======== Page extract

Get the rancher and back in Feb of 08, I went to Honda Powersports in Tennessee and got the 07 rancher 420cc and got it at a discount since they hd 08's in so you might want to call them and see if they have any older models in.


----------



## whitetaco02 (Feb 22, 2012)

willc2412 said:


> Get the rancher and back in Feb of 08, I went to Honda Powersports in Tennessee and got the 07 rancher 420cc and got it at a discount since they hd 08's in so you might want to call them and see if they have any older models in.



I just checked their website and they do have older models in like you mentioned.  I wonder if they will discount them more than what is mentioned on their site.  I can get a 4x4 from them for cheaper than I can get a 2x4 around here!

Looks like a trip to Tenn is in my future!

Would you all recommend the ES or the manual?


----------



## mclellandk (Feb 22, 2012)

Honda all the way imo.  I have a 96 300 fourtrax 4x4 that runs like it did when i bought it new. Never had any problems. I run stabil in it and that seems to help during the times it sits for a while. Cranks every time you hit the starter. I also have a 07 kawasaki mule and it dont run half as good as the honda does


----------



## whitetaco02 (Feb 22, 2012)

================
======== Extracted material

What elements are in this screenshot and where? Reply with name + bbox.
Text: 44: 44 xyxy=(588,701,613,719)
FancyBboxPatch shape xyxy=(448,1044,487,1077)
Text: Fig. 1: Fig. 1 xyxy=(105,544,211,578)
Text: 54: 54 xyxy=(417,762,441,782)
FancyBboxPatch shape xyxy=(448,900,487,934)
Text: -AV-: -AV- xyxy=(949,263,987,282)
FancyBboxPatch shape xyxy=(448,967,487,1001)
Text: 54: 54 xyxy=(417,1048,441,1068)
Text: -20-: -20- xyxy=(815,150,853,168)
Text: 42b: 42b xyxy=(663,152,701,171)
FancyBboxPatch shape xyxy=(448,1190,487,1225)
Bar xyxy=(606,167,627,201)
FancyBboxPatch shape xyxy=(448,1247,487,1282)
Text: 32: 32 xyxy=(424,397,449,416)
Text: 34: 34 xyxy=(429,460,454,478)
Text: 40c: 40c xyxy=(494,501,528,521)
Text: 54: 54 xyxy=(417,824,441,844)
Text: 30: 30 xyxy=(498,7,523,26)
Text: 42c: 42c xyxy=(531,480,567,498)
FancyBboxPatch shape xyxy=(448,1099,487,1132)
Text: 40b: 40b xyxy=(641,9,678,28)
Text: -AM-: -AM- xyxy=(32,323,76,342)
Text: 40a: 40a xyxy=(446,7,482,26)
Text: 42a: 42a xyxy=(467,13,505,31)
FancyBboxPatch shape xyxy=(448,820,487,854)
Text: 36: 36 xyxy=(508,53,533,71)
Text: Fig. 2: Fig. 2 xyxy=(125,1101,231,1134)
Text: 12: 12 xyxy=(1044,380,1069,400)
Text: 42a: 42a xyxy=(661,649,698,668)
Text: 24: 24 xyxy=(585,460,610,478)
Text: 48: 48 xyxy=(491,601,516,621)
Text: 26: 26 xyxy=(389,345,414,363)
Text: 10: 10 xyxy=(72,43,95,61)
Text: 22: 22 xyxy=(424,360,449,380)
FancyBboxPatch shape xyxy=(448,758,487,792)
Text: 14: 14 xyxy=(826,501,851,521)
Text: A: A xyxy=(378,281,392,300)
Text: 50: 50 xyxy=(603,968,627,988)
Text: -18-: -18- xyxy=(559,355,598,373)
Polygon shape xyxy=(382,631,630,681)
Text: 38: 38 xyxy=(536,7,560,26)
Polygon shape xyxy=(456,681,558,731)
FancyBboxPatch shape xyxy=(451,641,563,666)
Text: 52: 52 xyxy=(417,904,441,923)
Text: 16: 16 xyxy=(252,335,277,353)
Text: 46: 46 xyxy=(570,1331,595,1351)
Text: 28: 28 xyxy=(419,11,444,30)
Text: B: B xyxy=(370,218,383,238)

================

§ **Written task A**:
According to the forum thread, what ATV did willc2412 buy at Honda Powersports in Tennessee?
§ **Written task B**:
Rewrite the rows from the start through the line containing "Text: -AV-: -AV- xyxy=(949,263,987,282)", replacing "FancyBboxPatch shape" with "Rounded box" and leaving everything else unchanged.

§ **Complete response A**:
An 07 Rancher 420cc.

§ **Complete response B**:
What elements are in this screenshot and where? Reply with name + bbox.
Text: 44: 44 xyxy=(588,701,613,719)
Rounded box xyxy=(448,1044,487,1077)
Text: Fig. 1: Fig. 1 xyxy=(105,544,211,578)
Text: 54: 54 xyxy=(417,762,441,782)
Rounded box xyxy=(448,900,487,934)
Text: -AV-: -AV- xyxy=(949,263,987,282)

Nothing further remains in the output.